## WHAT THE EXERCISE ASKS:
Look through the material below. Copy each line that contains the string "xlabel".

## MATERIAL TO PROCESS:

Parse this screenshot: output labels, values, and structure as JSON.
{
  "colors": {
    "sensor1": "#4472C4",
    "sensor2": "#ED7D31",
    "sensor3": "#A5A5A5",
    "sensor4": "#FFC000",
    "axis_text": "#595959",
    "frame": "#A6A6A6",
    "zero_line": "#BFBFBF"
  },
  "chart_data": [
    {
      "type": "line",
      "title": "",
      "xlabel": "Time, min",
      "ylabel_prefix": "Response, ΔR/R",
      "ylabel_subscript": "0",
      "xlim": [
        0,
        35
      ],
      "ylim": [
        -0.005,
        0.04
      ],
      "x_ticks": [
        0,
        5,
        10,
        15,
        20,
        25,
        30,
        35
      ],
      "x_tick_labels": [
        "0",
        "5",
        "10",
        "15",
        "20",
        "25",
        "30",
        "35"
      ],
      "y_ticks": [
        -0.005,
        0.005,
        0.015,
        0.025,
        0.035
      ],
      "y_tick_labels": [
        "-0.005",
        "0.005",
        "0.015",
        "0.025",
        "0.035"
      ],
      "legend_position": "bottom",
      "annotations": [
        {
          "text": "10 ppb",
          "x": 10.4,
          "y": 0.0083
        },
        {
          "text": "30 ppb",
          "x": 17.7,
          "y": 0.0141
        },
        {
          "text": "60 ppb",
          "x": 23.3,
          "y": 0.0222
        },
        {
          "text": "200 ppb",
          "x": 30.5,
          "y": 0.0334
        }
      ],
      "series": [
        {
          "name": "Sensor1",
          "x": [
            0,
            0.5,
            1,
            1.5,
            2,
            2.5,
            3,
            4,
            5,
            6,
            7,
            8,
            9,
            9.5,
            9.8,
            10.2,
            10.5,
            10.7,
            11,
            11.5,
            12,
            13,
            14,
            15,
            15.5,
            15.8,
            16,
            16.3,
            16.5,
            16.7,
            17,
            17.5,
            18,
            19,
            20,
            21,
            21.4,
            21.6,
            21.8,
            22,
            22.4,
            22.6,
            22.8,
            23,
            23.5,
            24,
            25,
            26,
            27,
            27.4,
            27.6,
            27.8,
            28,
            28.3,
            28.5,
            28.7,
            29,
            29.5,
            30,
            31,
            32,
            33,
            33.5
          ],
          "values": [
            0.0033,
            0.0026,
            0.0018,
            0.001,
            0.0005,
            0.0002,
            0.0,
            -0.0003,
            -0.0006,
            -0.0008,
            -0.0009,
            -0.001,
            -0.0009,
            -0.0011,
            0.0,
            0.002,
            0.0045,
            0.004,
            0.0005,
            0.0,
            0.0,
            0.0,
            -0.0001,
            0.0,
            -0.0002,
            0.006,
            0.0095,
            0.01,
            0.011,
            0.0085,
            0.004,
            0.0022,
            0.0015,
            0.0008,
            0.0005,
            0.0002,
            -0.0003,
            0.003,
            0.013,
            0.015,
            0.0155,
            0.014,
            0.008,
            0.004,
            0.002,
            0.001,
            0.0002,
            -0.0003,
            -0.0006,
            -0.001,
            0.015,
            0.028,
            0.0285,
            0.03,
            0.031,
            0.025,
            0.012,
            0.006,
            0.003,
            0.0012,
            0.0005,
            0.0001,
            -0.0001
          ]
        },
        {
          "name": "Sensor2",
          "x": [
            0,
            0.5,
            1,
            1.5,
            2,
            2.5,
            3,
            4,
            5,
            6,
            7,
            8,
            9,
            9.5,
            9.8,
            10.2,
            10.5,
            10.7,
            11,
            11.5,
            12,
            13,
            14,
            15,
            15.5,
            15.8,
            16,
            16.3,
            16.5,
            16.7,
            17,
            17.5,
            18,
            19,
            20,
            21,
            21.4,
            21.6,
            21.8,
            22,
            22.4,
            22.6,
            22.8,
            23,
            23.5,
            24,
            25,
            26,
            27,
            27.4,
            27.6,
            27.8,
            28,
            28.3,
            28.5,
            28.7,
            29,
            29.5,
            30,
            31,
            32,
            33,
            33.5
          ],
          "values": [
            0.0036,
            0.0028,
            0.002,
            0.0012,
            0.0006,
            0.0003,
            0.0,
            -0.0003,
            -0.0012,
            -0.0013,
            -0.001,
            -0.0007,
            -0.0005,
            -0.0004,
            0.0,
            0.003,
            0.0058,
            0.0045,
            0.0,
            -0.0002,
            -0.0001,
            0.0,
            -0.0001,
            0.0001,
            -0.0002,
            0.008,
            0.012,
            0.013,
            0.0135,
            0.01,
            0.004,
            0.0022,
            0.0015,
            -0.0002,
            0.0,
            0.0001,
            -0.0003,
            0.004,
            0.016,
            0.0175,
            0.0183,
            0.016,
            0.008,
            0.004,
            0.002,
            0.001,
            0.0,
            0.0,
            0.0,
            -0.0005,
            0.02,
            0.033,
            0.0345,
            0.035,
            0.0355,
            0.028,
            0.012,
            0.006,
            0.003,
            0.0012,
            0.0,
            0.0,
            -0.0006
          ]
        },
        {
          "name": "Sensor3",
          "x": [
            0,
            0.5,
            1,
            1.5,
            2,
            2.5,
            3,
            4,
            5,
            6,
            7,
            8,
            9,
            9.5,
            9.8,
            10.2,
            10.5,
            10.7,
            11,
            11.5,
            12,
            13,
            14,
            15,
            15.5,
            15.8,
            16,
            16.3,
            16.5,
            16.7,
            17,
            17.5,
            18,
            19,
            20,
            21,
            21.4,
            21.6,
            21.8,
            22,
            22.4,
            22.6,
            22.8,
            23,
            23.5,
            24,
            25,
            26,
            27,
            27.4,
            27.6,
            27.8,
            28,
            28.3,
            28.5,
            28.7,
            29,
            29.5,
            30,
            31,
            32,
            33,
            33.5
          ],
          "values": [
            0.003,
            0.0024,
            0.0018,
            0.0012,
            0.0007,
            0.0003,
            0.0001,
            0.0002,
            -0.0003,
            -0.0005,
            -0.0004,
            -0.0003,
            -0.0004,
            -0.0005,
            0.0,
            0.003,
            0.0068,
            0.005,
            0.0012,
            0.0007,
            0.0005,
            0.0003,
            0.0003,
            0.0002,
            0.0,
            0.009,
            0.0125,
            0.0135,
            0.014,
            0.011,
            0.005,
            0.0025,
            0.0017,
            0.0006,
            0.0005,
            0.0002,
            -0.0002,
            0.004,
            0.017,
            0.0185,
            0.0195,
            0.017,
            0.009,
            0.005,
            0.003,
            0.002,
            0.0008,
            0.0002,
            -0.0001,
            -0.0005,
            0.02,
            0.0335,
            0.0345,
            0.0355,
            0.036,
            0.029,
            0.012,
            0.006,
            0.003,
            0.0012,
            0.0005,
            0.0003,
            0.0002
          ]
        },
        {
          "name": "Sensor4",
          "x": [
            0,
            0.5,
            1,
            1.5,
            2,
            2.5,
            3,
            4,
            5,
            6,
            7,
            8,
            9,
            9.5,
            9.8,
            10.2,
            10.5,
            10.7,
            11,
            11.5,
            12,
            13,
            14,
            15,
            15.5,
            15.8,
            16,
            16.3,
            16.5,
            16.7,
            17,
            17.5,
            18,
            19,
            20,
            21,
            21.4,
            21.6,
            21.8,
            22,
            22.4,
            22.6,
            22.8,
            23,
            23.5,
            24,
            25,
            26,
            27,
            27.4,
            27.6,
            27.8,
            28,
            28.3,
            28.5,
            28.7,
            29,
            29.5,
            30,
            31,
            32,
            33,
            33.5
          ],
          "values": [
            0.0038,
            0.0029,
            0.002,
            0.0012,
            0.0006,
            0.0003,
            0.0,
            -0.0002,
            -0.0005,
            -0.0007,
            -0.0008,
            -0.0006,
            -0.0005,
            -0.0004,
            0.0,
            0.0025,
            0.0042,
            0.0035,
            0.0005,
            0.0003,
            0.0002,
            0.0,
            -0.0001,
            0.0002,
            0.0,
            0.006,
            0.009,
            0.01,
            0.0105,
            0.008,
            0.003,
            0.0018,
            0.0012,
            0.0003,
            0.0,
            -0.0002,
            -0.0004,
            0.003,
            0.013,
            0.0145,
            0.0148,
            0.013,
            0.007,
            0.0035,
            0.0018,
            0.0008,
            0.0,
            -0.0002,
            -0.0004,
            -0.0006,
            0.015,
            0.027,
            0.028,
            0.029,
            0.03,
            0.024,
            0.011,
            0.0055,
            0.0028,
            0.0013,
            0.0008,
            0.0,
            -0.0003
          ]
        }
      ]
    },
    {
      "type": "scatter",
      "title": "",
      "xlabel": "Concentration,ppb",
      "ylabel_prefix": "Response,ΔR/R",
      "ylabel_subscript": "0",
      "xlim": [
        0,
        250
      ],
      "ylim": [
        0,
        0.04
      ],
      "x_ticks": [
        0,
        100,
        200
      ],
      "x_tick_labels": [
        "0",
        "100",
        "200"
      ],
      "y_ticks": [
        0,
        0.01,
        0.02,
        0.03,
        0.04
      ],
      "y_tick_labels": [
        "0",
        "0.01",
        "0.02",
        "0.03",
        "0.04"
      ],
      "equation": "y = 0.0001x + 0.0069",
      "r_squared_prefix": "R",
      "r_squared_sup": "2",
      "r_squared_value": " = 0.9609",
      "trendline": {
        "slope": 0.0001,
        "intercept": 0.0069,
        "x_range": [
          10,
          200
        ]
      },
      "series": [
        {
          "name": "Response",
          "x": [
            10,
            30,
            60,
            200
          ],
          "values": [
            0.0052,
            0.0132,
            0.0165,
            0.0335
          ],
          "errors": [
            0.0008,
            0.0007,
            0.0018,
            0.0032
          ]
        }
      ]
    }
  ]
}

## FINISHED EXERCISE:
      "xlabel": "Time, min",
      "xlabel": "Concentration,ppb",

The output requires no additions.